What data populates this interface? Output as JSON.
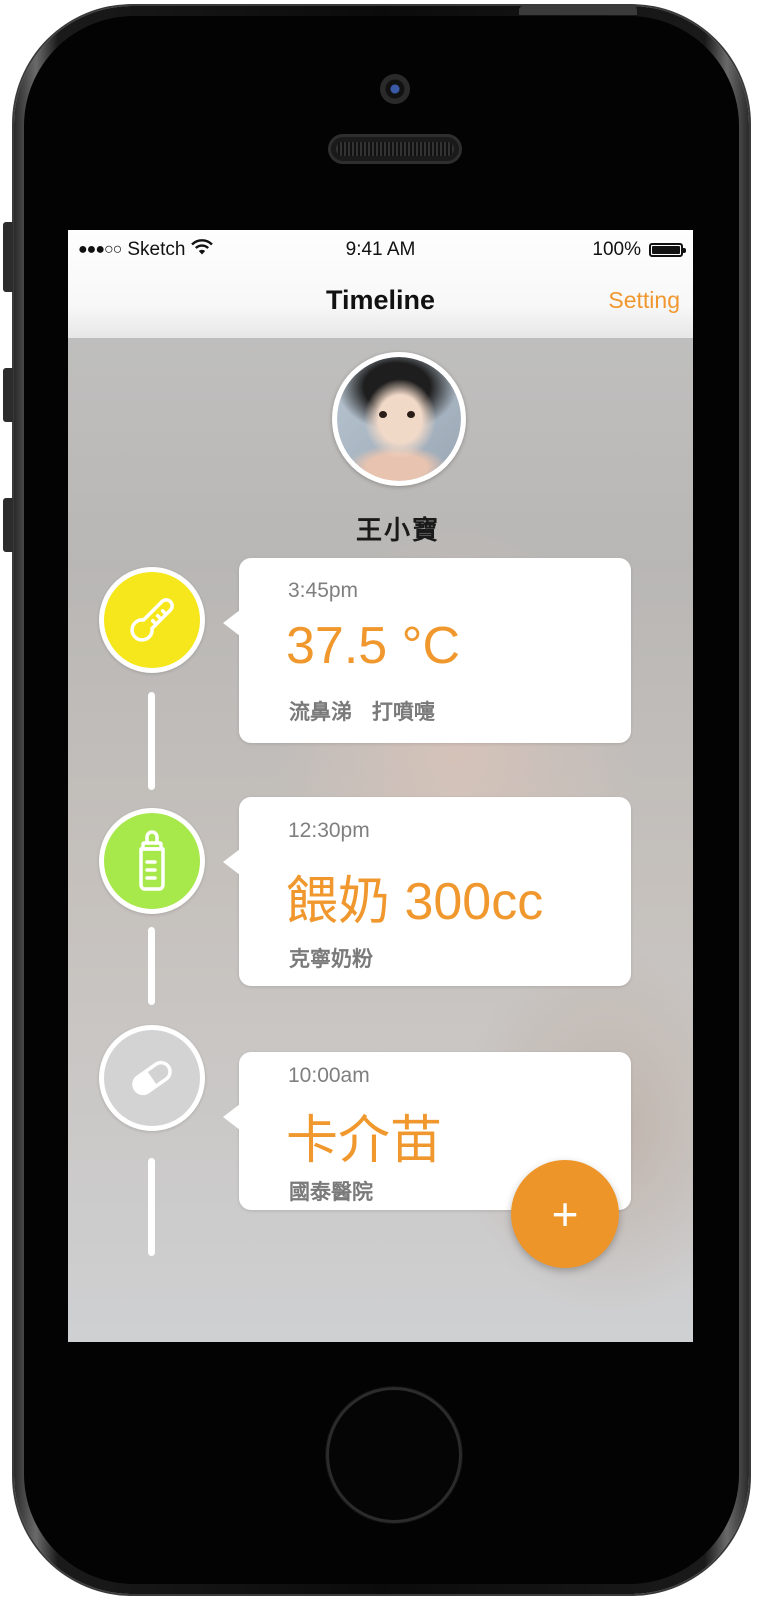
{
  "status_bar": {
    "signal": "●●●○○",
    "carrier": "Sketch",
    "wifi_icon": "wifi-icon",
    "time": "9:41 AM",
    "battery": "100%"
  },
  "nav": {
    "title": "Timeline",
    "setting": "Setting"
  },
  "profile": {
    "name": "王小寶"
  },
  "timeline": [
    {
      "icon": "thermometer-icon",
      "color": "#f5e71b",
      "time": "3:45pm",
      "value": "37.5 °C",
      "note": "流鼻涕 打噴嚏"
    },
    {
      "icon": "baby-bottle-icon",
      "color": "#a7e84a",
      "time": "12:30pm",
      "value": "餵奶 300cc",
      "note": "克寧奶粉"
    },
    {
      "icon": "pill-icon",
      "color": "#d3d3d3",
      "time": "10:00am",
      "value": "卡介苗",
      "note": "國泰醫院"
    }
  ],
  "fab": {
    "label": "+"
  },
  "colors": {
    "accent": "#f0982e"
  }
}
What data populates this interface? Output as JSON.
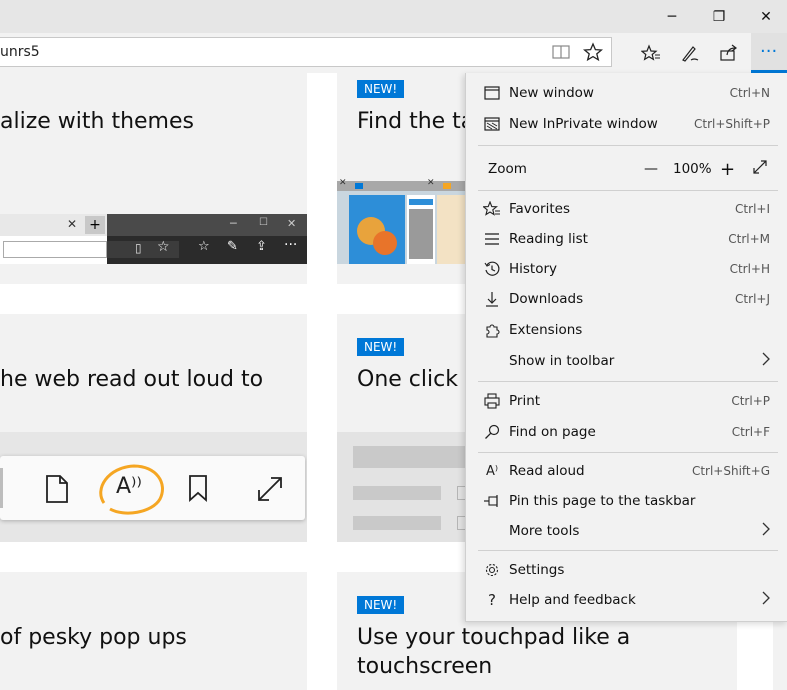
{
  "window": {
    "minimize": "─",
    "restore": "❐",
    "close": "✕"
  },
  "address_bar": {
    "value": "unrs5"
  },
  "toolbar_icons": [
    "reading-view-icon",
    "favorite-star-icon",
    "favorites-hub-icon",
    "make-note-icon",
    "share-icon",
    "more-icon"
  ],
  "cards": {
    "c1": {
      "title": "alize with themes"
    },
    "c2": {
      "badge": "NEW!",
      "title": "Find the ta"
    },
    "c3": {
      "title": "he web read out loud to"
    },
    "c4": {
      "badge": "NEW!",
      "title": "One click t"
    },
    "c5": {
      "title": " of pesky pop ups"
    },
    "c6": {
      "badge": "NEW!",
      "title_line1": "Use your touchpad like a",
      "title_line2": "touchscreen"
    }
  },
  "mini_browser": {
    "more": "···"
  },
  "reading_toolbar": {
    "read_aloud_glyph": "A⁾⁾"
  },
  "menu": {
    "new_window": {
      "label": "New window",
      "shortcut": "Ctrl+N"
    },
    "new_inprivate": {
      "label": "New InPrivate window",
      "shortcut": "Ctrl+Shift+P"
    },
    "zoom": {
      "label": "Zoom",
      "minus": "—",
      "value": "100%",
      "plus": "+"
    },
    "favorites": {
      "label": "Favorites",
      "shortcut": "Ctrl+I"
    },
    "reading_list": {
      "label": "Reading list",
      "shortcut": "Ctrl+M"
    },
    "history": {
      "label": "History",
      "shortcut": "Ctrl+H"
    },
    "downloads": {
      "label": "Downloads",
      "shortcut": "Ctrl+J"
    },
    "extensions": {
      "label": "Extensions"
    },
    "show_in_toolbar": {
      "label": "Show in toolbar"
    },
    "print": {
      "label": "Print",
      "shortcut": "Ctrl+P"
    },
    "find_on_page": {
      "label": "Find on page",
      "shortcut": "Ctrl+F"
    },
    "read_aloud": {
      "label": "Read aloud",
      "shortcut": "Ctrl+Shift+G"
    },
    "pin_taskbar": {
      "label": "Pin this page to the taskbar"
    },
    "more_tools": {
      "label": "More tools"
    },
    "settings": {
      "label": "Settings"
    },
    "help": {
      "label": "Help and feedback"
    }
  },
  "colors": {
    "accent": "#0078d7",
    "highlight_ring": "#f5a623"
  }
}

■ What this task involves:
Every line above should be repeated exactly; pictures stay out of the copy.

■ The solution:
What data populates this interface? Output as JSON.
{
  "status_bar": {
    "signal": "●●●○○",
    "carrier": "Sketch",
    "wifi_icon": "wifi-icon",
    "time": "9:41 AM",
    "battery": "100%"
  },
  "nav": {
    "title": "Timeline",
    "setting": "Setting"
  },
  "profile": {
    "name": "王小寶"
  },
  "timeline": [
    {
      "icon": "thermometer-icon",
      "color": "#f5e71b",
      "time": "3:45pm",
      "value": "37.5 °C",
      "note": "流鼻涕 打噴嚏"
    },
    {
      "icon": "baby-bottle-icon",
      "color": "#a7e84a",
      "time": "12:30pm",
      "value": "餵奶 300cc",
      "note": "克寧奶粉"
    },
    {
      "icon": "pill-icon",
      "color": "#d3d3d3",
      "time": "10:00am",
      "value": "卡介苗",
      "note": "國泰醫院"
    }
  ],
  "fab": {
    "label": "+"
  },
  "colors": {
    "accent": "#f0982e"
  }
}
What data populates this interface? Output as JSON.
{
  "window": {
    "minimize": "─",
    "restore": "❐",
    "close": "✕"
  },
  "address_bar": {
    "value": "unrs5"
  },
  "toolbar_icons": [
    "reading-view-icon",
    "favorite-star-icon",
    "favorites-hub-icon",
    "make-note-icon",
    "share-icon",
    "more-icon"
  ],
  "cards": {
    "c1": {
      "title": "alize with themes"
    },
    "c2": {
      "badge": "NEW!",
      "title": "Find the ta"
    },
    "c3": {
      "title": "he web read out loud to"
    },
    "c4": {
      "badge": "NEW!",
      "title": "One click t"
    },
    "c5": {
      "title": " of pesky pop ups"
    },
    "c6": {
      "badge": "NEW!",
      "title_line1": "Use your touchpad like a",
      "title_line2": "touchscreen"
    }
  },
  "mini_browser": {
    "more": "···"
  },
  "reading_toolbar": {
    "read_aloud_glyph": "A⁾⁾"
  },
  "menu": {
    "new_window": {
      "label": "New window",
      "shortcut": "Ctrl+N"
    },
    "new_inprivate": {
      "label": "New InPrivate window",
      "shortcut": "Ctrl+Shift+P"
    },
    "zoom": {
      "label": "Zoom",
      "minus": "—",
      "value": "100%",
      "plus": "+"
    },
    "favorites": {
      "label": "Favorites",
      "shortcut": "Ctrl+I"
    },
    "reading_list": {
      "label": "Reading list",
      "shortcut": "Ctrl+M"
    },
    "history": {
      "label": "History",
      "shortcut": "Ctrl+H"
    },
    "downloads": {
      "label": "Downloads",
      "shortcut": "Ctrl+J"
    },
    "extensions": {
      "label": "Extensions"
    },
    "show_in_toolbar": {
      "label": "Show in toolbar"
    },
    "print": {
      "label": "Print",
      "shortcut": "Ctrl+P"
    },
    "find_on_page": {
      "label": "Find on page",
      "shortcut": "Ctrl+F"
    },
    "read_aloud": {
      "label": "Read aloud",
      "shortcut": "Ctrl+Shift+G"
    },
    "pin_taskbar": {
      "label": "Pin this page to the taskbar"
    },
    "more_tools": {
      "label": "More tools"
    },
    "settings": {
      "label": "Settings"
    },
    "help": {
      "label": "Help and feedback"
    }
  },
  "colors": {
    "accent": "#0078d7",
    "highlight_ring": "#f5a623"
  }
}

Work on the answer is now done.